- [Dataset items]:

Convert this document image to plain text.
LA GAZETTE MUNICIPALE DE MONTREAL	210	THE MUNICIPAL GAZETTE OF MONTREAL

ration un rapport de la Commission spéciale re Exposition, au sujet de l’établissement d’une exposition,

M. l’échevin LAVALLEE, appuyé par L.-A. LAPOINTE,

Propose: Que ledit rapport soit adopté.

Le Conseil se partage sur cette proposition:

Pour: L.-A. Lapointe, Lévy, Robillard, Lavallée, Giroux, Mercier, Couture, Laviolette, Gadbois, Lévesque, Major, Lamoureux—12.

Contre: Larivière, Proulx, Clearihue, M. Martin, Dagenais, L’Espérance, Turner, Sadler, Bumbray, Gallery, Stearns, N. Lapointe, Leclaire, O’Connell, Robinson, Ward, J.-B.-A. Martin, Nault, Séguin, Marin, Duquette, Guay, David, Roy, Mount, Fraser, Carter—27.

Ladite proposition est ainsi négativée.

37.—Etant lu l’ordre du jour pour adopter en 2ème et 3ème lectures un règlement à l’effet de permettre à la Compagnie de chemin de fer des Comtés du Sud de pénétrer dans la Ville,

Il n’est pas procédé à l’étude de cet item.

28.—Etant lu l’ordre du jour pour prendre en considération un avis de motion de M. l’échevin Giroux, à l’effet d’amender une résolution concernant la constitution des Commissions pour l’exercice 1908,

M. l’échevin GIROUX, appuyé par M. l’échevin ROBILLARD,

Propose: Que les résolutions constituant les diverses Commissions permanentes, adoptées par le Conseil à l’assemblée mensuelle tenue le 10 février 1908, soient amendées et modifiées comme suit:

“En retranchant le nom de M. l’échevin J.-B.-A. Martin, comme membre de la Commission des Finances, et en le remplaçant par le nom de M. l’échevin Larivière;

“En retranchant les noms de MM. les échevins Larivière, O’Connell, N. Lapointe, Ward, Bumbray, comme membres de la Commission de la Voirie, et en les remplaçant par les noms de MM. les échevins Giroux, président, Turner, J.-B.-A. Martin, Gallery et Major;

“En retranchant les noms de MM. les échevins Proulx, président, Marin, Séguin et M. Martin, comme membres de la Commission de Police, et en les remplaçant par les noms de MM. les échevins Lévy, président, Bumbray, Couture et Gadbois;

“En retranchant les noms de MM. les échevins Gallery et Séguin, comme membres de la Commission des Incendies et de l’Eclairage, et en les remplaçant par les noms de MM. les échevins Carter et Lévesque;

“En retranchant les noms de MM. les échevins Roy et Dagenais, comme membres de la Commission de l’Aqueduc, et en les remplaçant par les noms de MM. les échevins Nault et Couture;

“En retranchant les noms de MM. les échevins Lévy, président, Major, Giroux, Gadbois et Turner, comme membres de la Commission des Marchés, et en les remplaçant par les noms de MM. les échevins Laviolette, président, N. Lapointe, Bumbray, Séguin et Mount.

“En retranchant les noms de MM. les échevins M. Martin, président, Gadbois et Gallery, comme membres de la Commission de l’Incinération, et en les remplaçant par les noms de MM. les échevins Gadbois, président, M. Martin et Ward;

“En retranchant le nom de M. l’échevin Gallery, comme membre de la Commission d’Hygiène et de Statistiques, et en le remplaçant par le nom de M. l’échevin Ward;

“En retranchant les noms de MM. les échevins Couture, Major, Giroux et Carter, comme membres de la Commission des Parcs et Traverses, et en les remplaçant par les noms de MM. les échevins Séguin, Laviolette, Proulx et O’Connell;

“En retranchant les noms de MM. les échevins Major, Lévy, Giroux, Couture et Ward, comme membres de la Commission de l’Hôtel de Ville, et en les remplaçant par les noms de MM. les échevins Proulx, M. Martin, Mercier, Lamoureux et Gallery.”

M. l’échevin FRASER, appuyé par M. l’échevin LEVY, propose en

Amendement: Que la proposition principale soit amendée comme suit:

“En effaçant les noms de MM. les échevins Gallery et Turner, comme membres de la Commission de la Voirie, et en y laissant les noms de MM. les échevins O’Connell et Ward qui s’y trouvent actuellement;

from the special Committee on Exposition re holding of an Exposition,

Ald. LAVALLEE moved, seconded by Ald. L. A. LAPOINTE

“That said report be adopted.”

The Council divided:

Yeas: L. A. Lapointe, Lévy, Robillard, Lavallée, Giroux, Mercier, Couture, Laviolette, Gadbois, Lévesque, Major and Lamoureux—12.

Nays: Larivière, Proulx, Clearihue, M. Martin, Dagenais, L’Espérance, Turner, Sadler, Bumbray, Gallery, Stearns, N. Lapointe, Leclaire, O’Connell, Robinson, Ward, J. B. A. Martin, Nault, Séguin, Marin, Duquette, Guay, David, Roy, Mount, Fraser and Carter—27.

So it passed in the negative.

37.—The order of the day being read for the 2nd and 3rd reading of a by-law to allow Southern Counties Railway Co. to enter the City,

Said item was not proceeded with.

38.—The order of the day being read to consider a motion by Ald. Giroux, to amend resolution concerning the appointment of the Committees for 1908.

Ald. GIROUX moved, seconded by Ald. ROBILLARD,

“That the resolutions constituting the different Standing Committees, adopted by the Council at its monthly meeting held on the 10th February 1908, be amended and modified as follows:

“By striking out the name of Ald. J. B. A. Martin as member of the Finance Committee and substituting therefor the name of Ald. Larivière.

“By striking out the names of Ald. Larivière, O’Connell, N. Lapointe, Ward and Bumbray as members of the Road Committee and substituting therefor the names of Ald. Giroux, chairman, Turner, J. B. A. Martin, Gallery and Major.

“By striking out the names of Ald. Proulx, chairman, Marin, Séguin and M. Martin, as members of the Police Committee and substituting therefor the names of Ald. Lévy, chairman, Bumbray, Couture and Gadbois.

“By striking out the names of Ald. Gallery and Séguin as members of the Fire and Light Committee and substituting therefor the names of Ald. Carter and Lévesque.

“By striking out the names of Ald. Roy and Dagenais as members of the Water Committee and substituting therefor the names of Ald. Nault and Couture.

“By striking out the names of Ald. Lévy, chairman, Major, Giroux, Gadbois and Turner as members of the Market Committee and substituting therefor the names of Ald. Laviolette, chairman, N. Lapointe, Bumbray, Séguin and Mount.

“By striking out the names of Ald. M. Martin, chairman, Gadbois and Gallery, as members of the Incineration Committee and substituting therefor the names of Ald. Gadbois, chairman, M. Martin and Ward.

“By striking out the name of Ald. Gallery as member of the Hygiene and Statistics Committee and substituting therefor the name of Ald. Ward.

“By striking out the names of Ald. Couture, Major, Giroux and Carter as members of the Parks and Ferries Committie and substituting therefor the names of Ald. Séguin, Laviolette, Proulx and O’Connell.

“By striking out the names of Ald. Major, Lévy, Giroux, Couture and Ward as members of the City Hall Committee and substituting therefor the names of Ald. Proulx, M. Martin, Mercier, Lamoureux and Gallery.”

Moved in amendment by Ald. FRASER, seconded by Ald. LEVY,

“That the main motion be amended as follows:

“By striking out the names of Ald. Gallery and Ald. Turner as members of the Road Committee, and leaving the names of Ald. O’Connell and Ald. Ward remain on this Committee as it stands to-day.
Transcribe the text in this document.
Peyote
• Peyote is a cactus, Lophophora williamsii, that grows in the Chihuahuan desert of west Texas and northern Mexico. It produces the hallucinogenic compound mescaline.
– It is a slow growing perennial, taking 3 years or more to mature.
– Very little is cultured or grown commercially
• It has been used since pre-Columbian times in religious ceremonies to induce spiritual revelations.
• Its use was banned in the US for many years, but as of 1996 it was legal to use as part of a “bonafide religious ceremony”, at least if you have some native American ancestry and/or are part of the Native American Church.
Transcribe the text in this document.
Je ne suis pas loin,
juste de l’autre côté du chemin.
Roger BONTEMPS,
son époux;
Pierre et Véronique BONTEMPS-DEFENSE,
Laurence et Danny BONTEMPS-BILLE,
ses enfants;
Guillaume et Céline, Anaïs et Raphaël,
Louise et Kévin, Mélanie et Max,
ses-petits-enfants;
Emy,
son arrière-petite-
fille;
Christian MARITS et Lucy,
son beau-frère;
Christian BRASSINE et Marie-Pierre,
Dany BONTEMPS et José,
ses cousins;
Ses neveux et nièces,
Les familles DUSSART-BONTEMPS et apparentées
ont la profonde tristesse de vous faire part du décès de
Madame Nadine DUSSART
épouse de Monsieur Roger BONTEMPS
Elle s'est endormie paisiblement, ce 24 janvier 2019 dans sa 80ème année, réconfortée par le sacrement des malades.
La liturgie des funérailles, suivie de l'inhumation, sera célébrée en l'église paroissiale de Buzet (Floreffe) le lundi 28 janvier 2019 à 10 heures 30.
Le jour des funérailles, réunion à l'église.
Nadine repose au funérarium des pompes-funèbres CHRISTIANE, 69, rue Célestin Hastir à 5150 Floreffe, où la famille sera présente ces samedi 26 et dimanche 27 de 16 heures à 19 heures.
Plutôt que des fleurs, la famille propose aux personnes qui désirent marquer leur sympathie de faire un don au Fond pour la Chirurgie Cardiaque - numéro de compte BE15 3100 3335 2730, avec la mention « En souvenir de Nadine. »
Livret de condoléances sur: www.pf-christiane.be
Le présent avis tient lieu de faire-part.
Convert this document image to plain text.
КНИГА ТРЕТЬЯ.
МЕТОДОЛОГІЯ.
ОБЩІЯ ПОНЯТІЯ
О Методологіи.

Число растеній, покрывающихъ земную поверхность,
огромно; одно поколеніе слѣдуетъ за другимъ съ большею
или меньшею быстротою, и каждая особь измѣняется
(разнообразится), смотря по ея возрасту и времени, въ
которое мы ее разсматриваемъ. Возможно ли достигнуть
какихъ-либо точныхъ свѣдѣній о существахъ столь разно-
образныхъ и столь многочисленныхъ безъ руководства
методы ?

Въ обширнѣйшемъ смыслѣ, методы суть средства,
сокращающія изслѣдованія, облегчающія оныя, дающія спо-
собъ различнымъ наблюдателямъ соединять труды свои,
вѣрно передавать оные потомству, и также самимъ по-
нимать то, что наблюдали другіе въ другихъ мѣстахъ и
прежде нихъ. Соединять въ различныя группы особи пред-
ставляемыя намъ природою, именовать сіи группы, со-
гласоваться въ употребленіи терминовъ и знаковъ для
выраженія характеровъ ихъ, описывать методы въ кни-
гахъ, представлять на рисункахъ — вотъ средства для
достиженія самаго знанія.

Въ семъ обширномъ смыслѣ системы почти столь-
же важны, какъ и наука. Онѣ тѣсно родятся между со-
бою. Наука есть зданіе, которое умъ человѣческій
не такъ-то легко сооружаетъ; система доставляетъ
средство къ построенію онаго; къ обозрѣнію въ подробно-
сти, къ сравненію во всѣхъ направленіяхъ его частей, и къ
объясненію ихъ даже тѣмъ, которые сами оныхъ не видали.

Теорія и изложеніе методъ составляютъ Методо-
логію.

- [AIM]: Gather all lines where the word "Conseil" appears.

- [CORRECT OUTPUT]:
Le Conseil se partage sur cette proposition:
Propose: Que les résolutions constituant les diverses Commissions permanentes, adoptées par le Conseil à l’assemblée mensuelle tenue le 10 février 1908, soient amendées et modifiées comme suit:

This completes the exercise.